§ **Short exercise**
Please reproduce every record, keeping each one exactly as written.
--- --- ---
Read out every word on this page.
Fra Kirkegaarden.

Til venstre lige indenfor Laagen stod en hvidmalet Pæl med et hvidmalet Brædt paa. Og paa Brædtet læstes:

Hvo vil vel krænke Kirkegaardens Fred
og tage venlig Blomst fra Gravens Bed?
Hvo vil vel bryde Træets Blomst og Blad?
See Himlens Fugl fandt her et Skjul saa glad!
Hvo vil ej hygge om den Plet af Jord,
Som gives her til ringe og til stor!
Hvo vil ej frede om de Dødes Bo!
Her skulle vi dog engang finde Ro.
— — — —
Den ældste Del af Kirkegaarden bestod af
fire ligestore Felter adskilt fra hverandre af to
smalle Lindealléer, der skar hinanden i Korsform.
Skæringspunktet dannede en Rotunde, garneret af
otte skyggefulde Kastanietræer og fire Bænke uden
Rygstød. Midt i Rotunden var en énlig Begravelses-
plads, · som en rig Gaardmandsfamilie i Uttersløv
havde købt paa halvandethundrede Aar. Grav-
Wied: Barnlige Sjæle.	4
--- --- ---
§ **Response**
Read out every word on this page.
Fra Kirkegaarden.

Til venstre lige indenfor Laagen stod en hvidmalet Pæl med et hvidmalet Brædt paa. Og paa Brædtet læstes:

Hvo vil vel krænke Kirkegaardens Fred
og tage venlig Blomst fra Gravens Bed?
Hvo vil vel bryde Træets Blomst og Blad?
See Himlens Fugl fandt her et Skjul saa glad!
Hvo vil ej hygge om den Plet af Jord,
Som gives her til ringe og til stor!
Hvo vil ej frede om de Dødes Bo!
Her skulle vi dog engang finde Ro.
— — — —
Den ældste Del af Kirkegaarden bestod af
fire ligestore Felter adskilt fra hverandre af to
smalle Lindealléer, der skar hinanden i Korsform.
Skæringspunktet dannede en Rotunde, garneret af
otte skyggefulde Kastanietræer og fire Bænke uden
Rygstød. Midt i Rotunden var en énlig Begravelses-
plads, · som en rig Gaardmandsfamilie i Uttersløv
havde købt paa halvandethundrede Aar. Grav-
Wied: Barnlige Sjæle.	4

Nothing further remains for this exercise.